▸ TASK DIRECTIONS
Read the entries below and pull out each line with the string "бюджета".

------------------------

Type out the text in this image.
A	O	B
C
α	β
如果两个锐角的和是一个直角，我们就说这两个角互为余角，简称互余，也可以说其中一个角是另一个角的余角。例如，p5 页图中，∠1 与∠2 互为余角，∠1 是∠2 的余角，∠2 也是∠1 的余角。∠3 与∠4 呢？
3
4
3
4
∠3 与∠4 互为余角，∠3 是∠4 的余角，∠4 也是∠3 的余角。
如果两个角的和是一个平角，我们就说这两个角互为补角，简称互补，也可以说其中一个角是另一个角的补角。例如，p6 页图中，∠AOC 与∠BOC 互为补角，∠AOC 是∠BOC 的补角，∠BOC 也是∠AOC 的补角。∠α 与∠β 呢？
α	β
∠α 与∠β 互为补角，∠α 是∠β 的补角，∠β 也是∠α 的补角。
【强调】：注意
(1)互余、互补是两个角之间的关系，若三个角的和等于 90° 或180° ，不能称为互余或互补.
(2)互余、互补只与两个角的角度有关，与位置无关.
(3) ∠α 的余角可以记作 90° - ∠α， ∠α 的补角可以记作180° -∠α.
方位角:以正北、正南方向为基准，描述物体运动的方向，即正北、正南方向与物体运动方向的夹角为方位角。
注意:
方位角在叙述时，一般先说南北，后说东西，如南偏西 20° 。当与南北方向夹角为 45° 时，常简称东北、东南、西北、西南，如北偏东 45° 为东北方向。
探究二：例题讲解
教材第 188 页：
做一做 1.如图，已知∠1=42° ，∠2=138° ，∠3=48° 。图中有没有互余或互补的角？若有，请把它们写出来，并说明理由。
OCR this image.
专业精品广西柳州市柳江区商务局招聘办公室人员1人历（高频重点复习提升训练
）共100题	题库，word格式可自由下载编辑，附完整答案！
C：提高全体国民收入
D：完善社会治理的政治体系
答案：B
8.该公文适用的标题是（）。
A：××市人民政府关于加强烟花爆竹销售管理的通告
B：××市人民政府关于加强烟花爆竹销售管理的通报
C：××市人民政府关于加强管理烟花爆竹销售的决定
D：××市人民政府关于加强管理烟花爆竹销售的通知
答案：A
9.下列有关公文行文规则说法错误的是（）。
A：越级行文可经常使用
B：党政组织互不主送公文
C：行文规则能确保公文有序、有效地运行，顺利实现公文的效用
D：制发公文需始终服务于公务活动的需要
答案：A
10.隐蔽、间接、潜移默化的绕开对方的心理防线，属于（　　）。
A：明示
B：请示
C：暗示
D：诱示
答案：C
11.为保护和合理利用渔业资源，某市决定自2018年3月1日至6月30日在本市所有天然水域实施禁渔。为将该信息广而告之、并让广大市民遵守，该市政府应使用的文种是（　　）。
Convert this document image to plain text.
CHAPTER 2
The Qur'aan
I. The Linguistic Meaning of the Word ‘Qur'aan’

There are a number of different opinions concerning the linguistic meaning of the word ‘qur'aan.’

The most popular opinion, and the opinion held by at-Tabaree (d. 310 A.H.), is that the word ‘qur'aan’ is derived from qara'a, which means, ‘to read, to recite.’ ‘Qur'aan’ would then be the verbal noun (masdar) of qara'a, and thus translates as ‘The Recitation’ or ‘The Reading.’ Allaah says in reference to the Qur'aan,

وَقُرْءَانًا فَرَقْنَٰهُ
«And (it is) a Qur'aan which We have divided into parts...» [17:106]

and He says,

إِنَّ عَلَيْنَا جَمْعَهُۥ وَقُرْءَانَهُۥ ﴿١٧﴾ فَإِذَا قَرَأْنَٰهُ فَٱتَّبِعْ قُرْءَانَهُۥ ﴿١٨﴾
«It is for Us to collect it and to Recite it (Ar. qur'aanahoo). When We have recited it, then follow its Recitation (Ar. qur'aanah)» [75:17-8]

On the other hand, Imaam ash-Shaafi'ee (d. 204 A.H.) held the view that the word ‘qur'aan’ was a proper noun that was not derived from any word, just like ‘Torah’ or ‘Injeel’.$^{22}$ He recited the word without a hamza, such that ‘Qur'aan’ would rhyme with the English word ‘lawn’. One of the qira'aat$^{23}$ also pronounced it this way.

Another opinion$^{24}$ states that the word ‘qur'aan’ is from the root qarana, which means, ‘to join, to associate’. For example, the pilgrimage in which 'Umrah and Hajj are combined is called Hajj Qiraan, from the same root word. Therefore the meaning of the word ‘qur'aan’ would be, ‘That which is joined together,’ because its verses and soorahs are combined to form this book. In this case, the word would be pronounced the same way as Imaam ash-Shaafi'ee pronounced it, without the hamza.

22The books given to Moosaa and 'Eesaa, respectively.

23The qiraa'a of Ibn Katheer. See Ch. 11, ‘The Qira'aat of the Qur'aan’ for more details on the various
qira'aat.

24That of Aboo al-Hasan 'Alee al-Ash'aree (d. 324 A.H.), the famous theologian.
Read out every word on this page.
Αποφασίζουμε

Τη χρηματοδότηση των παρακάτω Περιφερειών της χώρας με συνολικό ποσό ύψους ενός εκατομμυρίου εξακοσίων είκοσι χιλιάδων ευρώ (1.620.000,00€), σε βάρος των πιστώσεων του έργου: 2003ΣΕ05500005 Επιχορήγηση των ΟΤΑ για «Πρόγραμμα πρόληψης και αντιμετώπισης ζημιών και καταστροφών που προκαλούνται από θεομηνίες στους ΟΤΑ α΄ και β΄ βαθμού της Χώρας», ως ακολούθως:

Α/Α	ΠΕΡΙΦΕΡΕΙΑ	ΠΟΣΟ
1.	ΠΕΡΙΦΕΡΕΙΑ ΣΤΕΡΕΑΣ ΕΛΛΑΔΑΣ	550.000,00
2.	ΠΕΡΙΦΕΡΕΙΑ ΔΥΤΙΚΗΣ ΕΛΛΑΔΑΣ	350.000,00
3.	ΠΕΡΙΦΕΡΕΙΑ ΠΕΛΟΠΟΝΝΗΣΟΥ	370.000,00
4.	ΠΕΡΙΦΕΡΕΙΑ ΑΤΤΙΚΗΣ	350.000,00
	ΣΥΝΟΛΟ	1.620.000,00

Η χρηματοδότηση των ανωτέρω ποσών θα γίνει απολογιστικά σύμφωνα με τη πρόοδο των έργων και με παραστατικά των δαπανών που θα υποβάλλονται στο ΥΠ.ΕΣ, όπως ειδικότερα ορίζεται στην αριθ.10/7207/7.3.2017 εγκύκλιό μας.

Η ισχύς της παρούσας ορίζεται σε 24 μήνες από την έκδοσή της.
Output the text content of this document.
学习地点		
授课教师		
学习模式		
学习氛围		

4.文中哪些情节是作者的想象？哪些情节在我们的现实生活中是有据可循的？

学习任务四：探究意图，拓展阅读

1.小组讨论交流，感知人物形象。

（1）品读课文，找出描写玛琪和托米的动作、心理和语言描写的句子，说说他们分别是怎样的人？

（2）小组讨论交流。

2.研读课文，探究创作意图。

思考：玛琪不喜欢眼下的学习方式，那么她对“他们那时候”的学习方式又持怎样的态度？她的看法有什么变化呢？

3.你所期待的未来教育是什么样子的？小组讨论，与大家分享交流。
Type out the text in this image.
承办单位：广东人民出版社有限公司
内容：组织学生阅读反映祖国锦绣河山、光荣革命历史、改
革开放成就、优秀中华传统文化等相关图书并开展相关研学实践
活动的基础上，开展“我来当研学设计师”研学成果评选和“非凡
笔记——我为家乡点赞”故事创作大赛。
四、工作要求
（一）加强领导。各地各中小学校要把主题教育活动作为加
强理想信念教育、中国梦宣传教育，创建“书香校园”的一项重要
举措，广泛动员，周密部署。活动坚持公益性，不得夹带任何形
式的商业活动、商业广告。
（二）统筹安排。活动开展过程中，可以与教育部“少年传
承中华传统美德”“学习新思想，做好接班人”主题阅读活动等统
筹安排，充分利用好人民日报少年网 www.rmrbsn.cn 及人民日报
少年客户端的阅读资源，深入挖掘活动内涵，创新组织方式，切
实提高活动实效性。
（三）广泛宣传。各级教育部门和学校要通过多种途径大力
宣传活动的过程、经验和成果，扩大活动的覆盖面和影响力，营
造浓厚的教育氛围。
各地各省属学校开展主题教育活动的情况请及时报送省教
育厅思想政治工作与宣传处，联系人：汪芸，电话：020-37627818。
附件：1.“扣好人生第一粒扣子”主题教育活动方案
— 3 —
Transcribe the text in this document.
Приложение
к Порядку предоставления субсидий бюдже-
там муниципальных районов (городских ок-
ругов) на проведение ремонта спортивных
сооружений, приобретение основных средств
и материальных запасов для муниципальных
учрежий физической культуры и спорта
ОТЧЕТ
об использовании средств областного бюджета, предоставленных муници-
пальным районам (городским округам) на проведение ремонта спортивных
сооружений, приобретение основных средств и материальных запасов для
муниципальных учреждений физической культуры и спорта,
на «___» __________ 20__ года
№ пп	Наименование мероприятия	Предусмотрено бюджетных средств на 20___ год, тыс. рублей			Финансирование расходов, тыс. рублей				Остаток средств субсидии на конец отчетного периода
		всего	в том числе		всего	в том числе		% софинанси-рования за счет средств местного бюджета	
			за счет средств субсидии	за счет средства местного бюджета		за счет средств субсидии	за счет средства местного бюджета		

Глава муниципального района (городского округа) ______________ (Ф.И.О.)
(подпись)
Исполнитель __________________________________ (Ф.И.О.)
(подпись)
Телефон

------------------------

▸ THE SOLUTION
об использовании средств областного бюджета, предоставленных муници-
		всего	в том числе		всего	в том числе		% софинанси-рования за счет средств местного бюджета	
			за счет средств субсидии	за счет средства местного бюджета		за счет средств субсидии	за счет средства местного бюджета		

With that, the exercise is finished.